### What is required
In the material below, find each line holding the string "personal" and copy it.

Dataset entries

..............................

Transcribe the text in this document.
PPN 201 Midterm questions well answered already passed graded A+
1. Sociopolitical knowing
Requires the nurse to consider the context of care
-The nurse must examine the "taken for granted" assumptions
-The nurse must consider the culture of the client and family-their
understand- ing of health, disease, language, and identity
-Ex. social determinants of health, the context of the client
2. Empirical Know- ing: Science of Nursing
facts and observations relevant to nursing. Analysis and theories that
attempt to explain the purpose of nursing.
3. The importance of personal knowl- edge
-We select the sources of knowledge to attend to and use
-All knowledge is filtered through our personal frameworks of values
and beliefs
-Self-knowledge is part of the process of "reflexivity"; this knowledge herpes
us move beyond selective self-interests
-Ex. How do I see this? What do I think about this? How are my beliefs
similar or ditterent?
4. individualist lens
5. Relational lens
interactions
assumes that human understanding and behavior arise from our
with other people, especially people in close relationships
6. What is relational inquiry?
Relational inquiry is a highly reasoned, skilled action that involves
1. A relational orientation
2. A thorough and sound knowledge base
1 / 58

..............................

### Result of this exercise
3. The importance of personal knowl- edge
-All knowledge is filtered through our personal frameworks of values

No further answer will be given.